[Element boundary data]

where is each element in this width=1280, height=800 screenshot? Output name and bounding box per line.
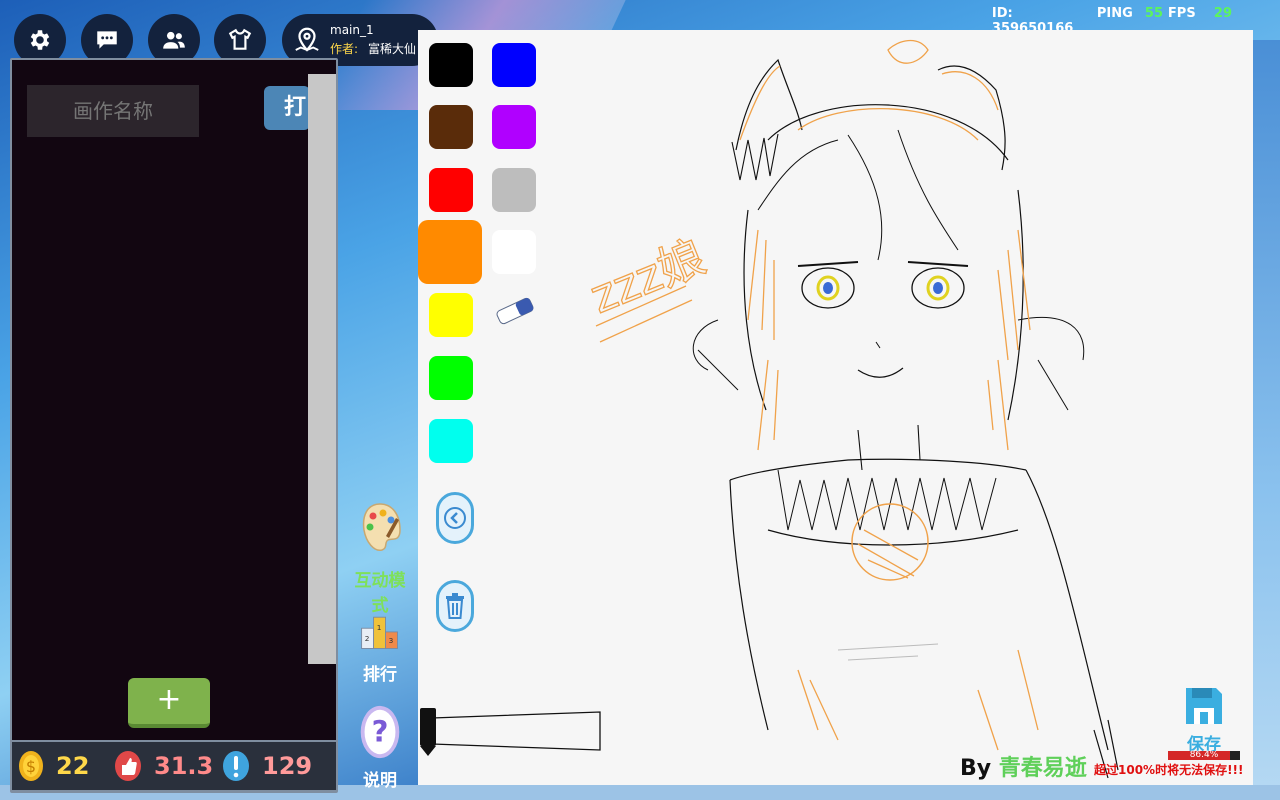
help-button[interactable]: ? 说明 [350, 704, 410, 791]
open-button[interactable]: 打开 [264, 86, 310, 130]
ranking-button[interactable]: 2 1 3 排行 [350, 608, 410, 685]
painting-name-input[interactable] [27, 85, 199, 137]
chevron-left-icon [444, 507, 466, 529]
scene-name: main_1 [330, 23, 374, 37]
trash-icon [446, 593, 464, 619]
storage-percent: 86.4% [1189, 750, 1219, 760]
help-label: 说明 [363, 771, 397, 791]
gallery-list[interactable]: 打开 + [12, 60, 336, 740]
palette-icon [362, 503, 401, 551]
thumbs-up-icon [115, 751, 141, 781]
save-button[interactable]: 保存 [1180, 686, 1228, 755]
question-icon: ? [360, 705, 400, 759]
add-painting-button[interactable]: + [128, 678, 210, 728]
color-swatch-green[interactable] [429, 356, 473, 400]
eraser-icon[interactable] [494, 296, 536, 326]
color-swatch-brown[interactable] [429, 105, 473, 149]
podium-icon: 2 1 3 [361, 616, 398, 649]
by-prefix: By [960, 756, 999, 781]
map-pin-icon [295, 27, 319, 52]
report-count: 129 [262, 752, 313, 780]
svg-text:$: $ [26, 757, 36, 776]
storage-warning: 超过100%时将无法保存!!! [1094, 763, 1244, 777]
undo-button[interactable] [436, 492, 474, 544]
floppy-disk-icon [1186, 688, 1222, 724]
ranking-label: 排行 [363, 665, 397, 685]
report-counter: 129 [222, 750, 312, 782]
svg-text:1: 1 [377, 623, 382, 632]
gallery-panel: 打开 + $ 22 31.3 129 [10, 58, 338, 793]
svg-text:?: ? [372, 715, 389, 749]
brush-size-slider[interactable] [418, 706, 608, 756]
like-counter: 31.3 [114, 750, 213, 782]
sky-background [1250, 40, 1280, 800]
color-swatch-red[interactable] [429, 168, 473, 212]
exclamation-icon [223, 751, 249, 781]
artist-name: 青春易逝 [998, 756, 1087, 781]
doodle-text: zzz娘 [583, 229, 713, 323]
color-swatch-purple[interactable] [492, 105, 536, 149]
signature: By 青春易逝 [960, 750, 1087, 782]
people-icon [163, 31, 185, 49]
chat-bubble-icon [97, 31, 117, 49]
interactive-mode-button[interactable]: 互动模式 [350, 500, 410, 616]
shirt-icon [228, 28, 252, 50]
gear-icon [30, 30, 50, 50]
author-label: 作者: [330, 42, 359, 56]
color-swatch-cyan[interactable] [429, 419, 473, 463]
currency-bar: $ 22 31.3 129 [12, 742, 336, 790]
coin-count: 22 [56, 752, 90, 780]
color-swatch-gray[interactable] [492, 168, 536, 212]
color-swatch-blue[interactable] [492, 43, 536, 87]
coin-counter: $ 22 [18, 750, 89, 782]
scrollbar[interactable] [308, 74, 336, 664]
clear-button[interactable] [436, 580, 474, 632]
color-swatch-white[interactable] [492, 230, 536, 274]
storage-progress: 86.4% [1168, 750, 1240, 760]
svg-text:3: 3 [389, 636, 394, 645]
color-swatch-orange-selected[interactable] [418, 220, 482, 284]
color-swatch-yellow[interactable] [429, 293, 473, 337]
sketch-drawing: zzz娘 [582, 39, 1119, 779]
drawing-canvas[interactable]: zzz娘 By 青春易逝 保存 86.4% 超过100%时将无法保存!!! [418, 30, 1253, 785]
color-swatch-black[interactable] [429, 43, 473, 87]
coin-icon: $ [19, 751, 43, 781]
like-count: 31.3 [154, 752, 214, 780]
svg-text:2: 2 [365, 634, 370, 643]
author-name: 富稀大仙 [368, 42, 417, 56]
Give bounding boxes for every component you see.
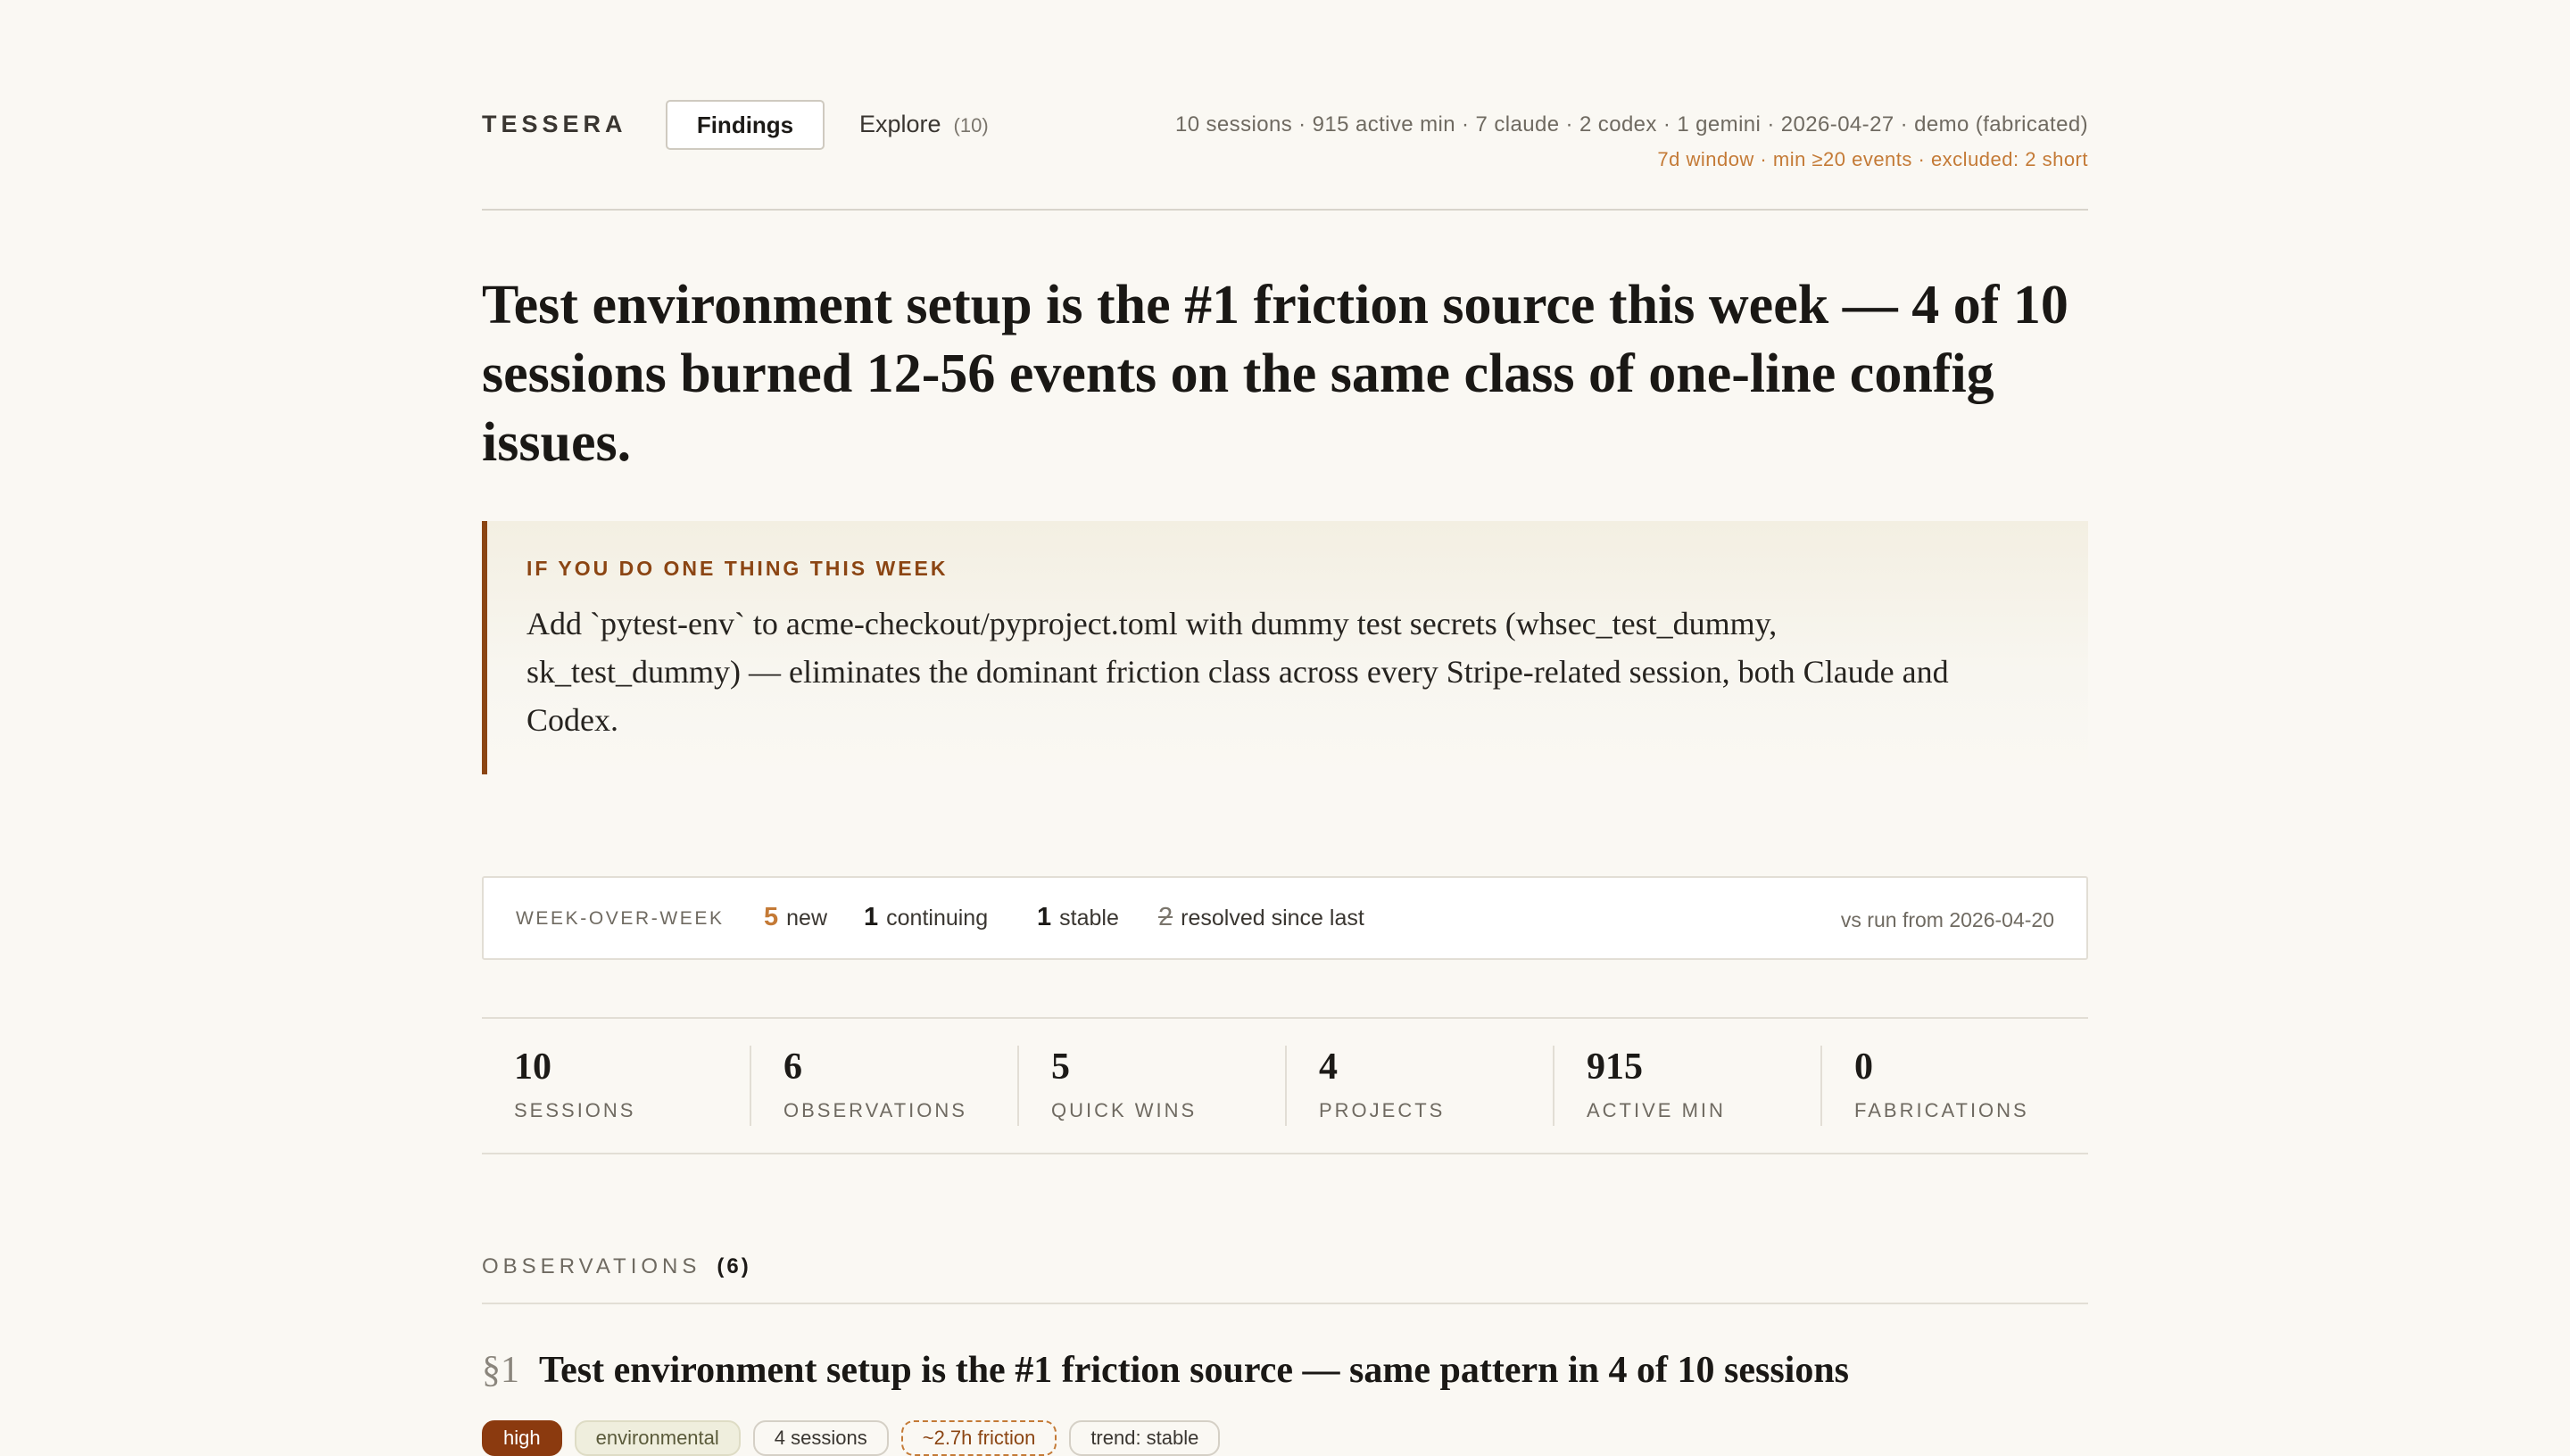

REQUIRED TASK
Copy the data above word for word, from the line with "help-button[interactable]: ? 说明" to the line with "scene-name: main_1 [330, 23, 374, 37]", both lines included.

IN RESPONSE
help-button[interactable]: ? 说明 [350, 704, 410, 791]
open-button[interactable]: 打开 [264, 86, 310, 130]
ranking-button[interactable]: 2 1 3 排行 [350, 608, 410, 685]
painting-name-input[interactable] [27, 85, 199, 137]
chevron-left-icon [444, 507, 466, 529]
scene-name: main_1 [330, 23, 374, 37]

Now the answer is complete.